Requirement
Render all of the items below as a Markdown table with two columns, Row and Line, giving one row per line and skipping blank lines. Omit the pictures from the table.
┌─ Record extracts
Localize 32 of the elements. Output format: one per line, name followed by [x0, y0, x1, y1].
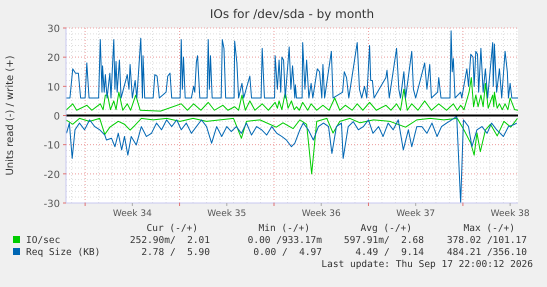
text: 4.49 / 9.14 [355, 247, 424, 258]
x-tick-label: Week 34 [112, 209, 152, 219]
x-tick-label: Week 37 [396, 209, 436, 219]
y-tick-label: -10 [44, 140, 60, 152]
y-tick-label: -30 [44, 199, 60, 210]
y-tick-label: -20 [44, 170, 60, 181]
text: Cur (-/+) [146, 223, 198, 234]
y-tick-label: 30 [47, 24, 60, 35]
text: Last update: Thu Sep 17 22:00:12 2026 [321, 259, 534, 270]
line-series [66, 118, 518, 174]
chart-title: IOs for /dev/sda - by month [210, 7, 374, 21]
y-axis-title: Units read (-) / write (+) [5, 55, 16, 176]
text: Min (-/+) [258, 223, 310, 234]
text: Max (-/+) [464, 223, 515, 234]
text: 0.00 /933.17m [248, 235, 322, 246]
x-tick-label: Week 38 [490, 209, 530, 219]
y-tick-label: 10 [47, 82, 60, 94]
legend-label: IO/sec [26, 235, 60, 246]
text: 378.02 /101.17 [446, 235, 527, 246]
text: 0.00 / 4.97 [253, 247, 322, 258]
text: 484.21 /356.10 [446, 247, 528, 258]
text: 597.91m/ 2.68 [344, 235, 424, 246]
text: 2.78 / 5.90 [141, 247, 210, 258]
x-tick-label: Week 35 [207, 209, 246, 219]
line-series [66, 30, 518, 98]
y-tick-label: 20 [47, 53, 60, 64]
y-tick-label: 0 [54, 112, 60, 122]
legend-label: Req Size (KB) [26, 247, 100, 258]
text: Avg (-/+) [360, 223, 412, 234]
text: 252.90m/ 2.01 [130, 235, 210, 246]
line-series [66, 77, 518, 112]
x-tick-label: Week 36 [302, 209, 341, 219]
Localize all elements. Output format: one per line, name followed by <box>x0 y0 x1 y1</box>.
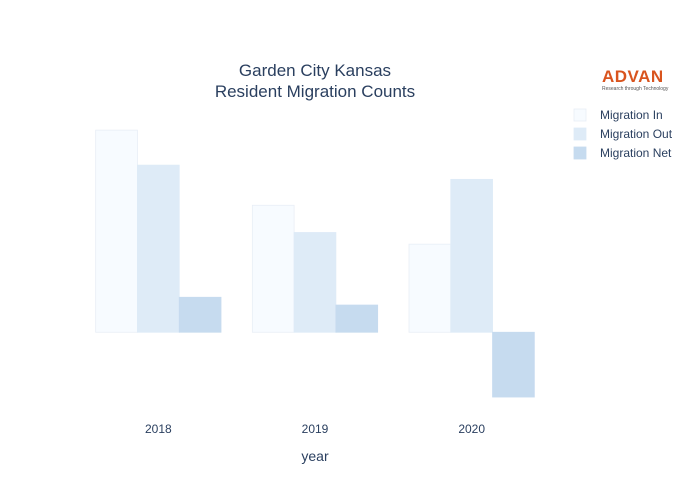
bar-migration-net-2019[interactable] <box>335 304 379 333</box>
legend-item-migration-out[interactable]: Migration Out <box>573 127 673 141</box>
bar-migration-net-2018[interactable] <box>178 296 222 333</box>
bar-migration-out-2019[interactable] <box>293 232 337 333</box>
logo-name: ADVAN <box>602 67 664 86</box>
legend-swatch <box>573 127 587 141</box>
x-tick-2019: 2019 <box>302 422 329 436</box>
x-tick-2018: 2018 <box>145 422 172 436</box>
legend-label: Migration In <box>600 108 663 122</box>
legend-swatch <box>573 146 587 160</box>
logo-tagline: Research through Technology <box>602 86 669 92</box>
x-axis-title: year <box>301 448 329 464</box>
bar-migration-in-2019[interactable] <box>251 204 295 333</box>
bar-migration-net-2020[interactable] <box>492 331 535 398</box>
x-tick-2020: 2020 <box>458 422 485 436</box>
bars-group <box>95 129 535 398</box>
bar-migration-out-2020[interactable] <box>450 178 493 333</box>
legend-label: Migration Out <box>600 127 673 141</box>
legend-label: Migration Net <box>600 146 672 160</box>
legend-swatch <box>573 108 587 122</box>
x-tick-labels: 2018 2019 2020 <box>145 422 485 436</box>
bar-migration-out-2018[interactable] <box>137 164 180 333</box>
chart-title-line2: Resident Migration Counts <box>215 82 415 101</box>
advan-logo: ADVAN Research through Technology <box>602 67 669 92</box>
legend-item-migration-net[interactable]: Migration Net <box>573 146 672 160</box>
chart-title-line1: Garden City Kansas <box>239 61 391 80</box>
bar-migration-in-2020[interactable] <box>408 243 452 333</box>
legend-item-migration-in[interactable]: Migration In <box>573 108 663 122</box>
legend[interactable]: Migration In Migration Out Migration Net <box>573 108 673 160</box>
bar-migration-in-2018[interactable] <box>95 129 138 333</box>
└─
Response for this exercise
| Row | Line |
|---|---|
| 1 | Localize 32 of the elements. Output format: one per line, name followed by [x0, y0, x1, y1]. |
| 2 | text: 4.49 / 9.14 [355, 247, 424, 258] |
| 3 | x-tick-label: Week 34 [112, 209, 152, 219] |
| 4 | x-tick-label: Week 37 [396, 209, 436, 219] |
| 5 | y-tick-label: -10 [44, 140, 60, 152] |
| 6 | y-tick-label: -30 [44, 199, 60, 210] |
| 7 | y-tick-label: -20 [44, 170, 60, 181] |
| 8 | text: Cur (-/+) [146, 223, 198, 234] |
| 9 | y-tick-label: 30 [47, 24, 60, 35] |
| 10 | text: Last update: Thu Sep 17 22:00:12 2026 [321, 259, 534, 270] |
| 11 | line-series [66, 118, 518, 174] |
| 12 | chart-title: IOs for /dev/sda - by month [210, 7, 374, 21] |
| 13 | y-axis-title: Units read (-) / write (+) [5, 55, 16, 176] |
| 14 | text: Min (-/+) [258, 223, 310, 234] |
| 15 | text: Max (-/+) [464, 223, 515, 234] |
| 16 | text: 0.00 /933.17m [248, 235, 322, 246] |
| 17 | x-tick-label: Week 38 [490, 209, 530, 219] |
| 18 | y-tick-label: 10 [47, 82, 60, 94] |
| 19 | legend-label: IO/sec [26, 235, 60, 246] |
| 20 | text: 378.02 /101.17 [446, 235, 527, 246] |
| 21 | text: 0.00 / 4.97 [253, 247, 322, 258] |
| 22 | text: 484.21 /356.10 [446, 247, 528, 258] |
| 23 | text: 597.91m/ 2.68 [344, 235, 424, 246] |
| 24 | text: 2.78 / 5.90 [141, 247, 210, 258] |
| 25 | x-tick-label: Week 35 [207, 209, 246, 219] |
| 26 | line-series [66, 30, 518, 98] |
| 27 | y-tick-label: 20 [47, 53, 60, 64] |
| 28 | y-tick-label: 0 [54, 112, 60, 122] |
| 29 | legend-label: Req Size (KB) [26, 247, 100, 258] |
| 30 | text: Avg (-/+) [360, 223, 412, 234] |
| 31 | text: 252.90m/ 2.01 [130, 235, 210, 246] |
| 32 | line-series [66, 77, 518, 112] |
| 33 | x-tick-label: Week 36 [302, 209, 341, 219] |
| 34 | Localize all elements. Output format: one per line, name followed by <box>x0 y0 x1 y1</box>. |
| 35 | bar-migration-net-2019[interactable] <box>335 304 379 333</box> |
| 36 | legend-item-migration-out[interactable]: Migration Out <box>573 127 673 141</box> |
| 37 | bar-migration-net-2018[interactable] <box>178 296 222 333</box> |
| 38 | bar-migration-out-2019[interactable] <box>293 232 337 333</box> |
| 39 | logo-name: ADVAN <box>602 67 664 86</box> |
| 40 | legend-swatch <box>573 127 587 141</box> |
| 41 | x-tick-2019: 2019 <box>302 422 329 436</box> |
| 42 | x-tick-2018: 2018 <box>145 422 172 436</box> |
| 43 | legend-label: Migration In <box>600 108 663 122</box> |
| 44 | legend-swatch <box>573 146 587 160</box> |
| 45 | logo-tagline: Research through Technology <box>602 86 669 92</box> |
| 46 | x-axis-title: year <box>301 448 329 464</box> |
| 47 | bar-migration-in-2019[interactable] <box>251 204 295 333</box> |
| 48 | bar-migration-net-2020[interactable] <box>492 331 535 398</box> |
| 49 | x-tick-2020: 2020 <box>458 422 485 436</box> |
| 50 | bars-group <box>95 129 535 398</box> |
| 51 | bar-migration-out-2020[interactable] <box>450 178 493 333</box> |
| 52 | legend-label: Migration Out <box>600 127 673 141</box> |
| 53 | legend-label: Migration Net <box>600 146 672 160</box> |
| 54 | legend-swatch <box>573 108 587 122</box> |
| 55 | x-tick-labels: 2018 2019 2020 <box>145 422 485 436</box> |
| 56 | bar-migration-out-2018[interactable] <box>137 164 180 333</box> |
| 57 | chart-title-line2: Resident Migration Counts <box>215 82 415 101</box> |
| 58 | advan-logo: ADVAN Research through Technology <box>602 67 669 92</box> |
| 59 | legend-item-migration-net[interactable]: Migration Net <box>573 146 672 160</box> |
| 60 | chart-title-line1: Garden City Kansas <box>239 61 391 80</box> |
| 61 | bar-migration-in-2020[interactable] <box>408 243 452 333</box> |
| 62 | legend-item-migration-in[interactable]: Migration In <box>573 108 663 122</box> |
| 63 | legend[interactable]: Migration In Migration Out Migration Net <box>573 108 673 160</box> |
| 64 | bar-migration-in-2018[interactable] <box>95 129 138 333</box> |